__AVAILABLE DATA__.
##############################
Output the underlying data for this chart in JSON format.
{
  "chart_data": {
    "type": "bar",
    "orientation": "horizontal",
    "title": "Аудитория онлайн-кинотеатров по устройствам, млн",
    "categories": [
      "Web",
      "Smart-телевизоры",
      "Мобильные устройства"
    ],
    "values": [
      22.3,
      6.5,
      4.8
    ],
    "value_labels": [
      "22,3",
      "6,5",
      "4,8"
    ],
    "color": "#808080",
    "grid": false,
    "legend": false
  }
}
##############################
__STATED EXERCISE__. Take the records above and return them exactly as written.

__RESULT__.
Output the underlying data for this chart in JSON format.
{
  "chart_data": {
    "type": "bar",
    "orientation": "horizontal",
    "title": "Аудитория онлайн-кинотеатров по устройствам, млн",
    "categories": [
      "Web",
      "Smart-телевизоры",
      "Мобильные устройства"
    ],
    "values": [
      22.3,
      6.5,
      4.8
    ],
    "value_labels": [
      "22,3",
      "6,5",
      "4,8"
    ],
    "color": "#808080",
    "grid": false,
    "legend": false
  }
}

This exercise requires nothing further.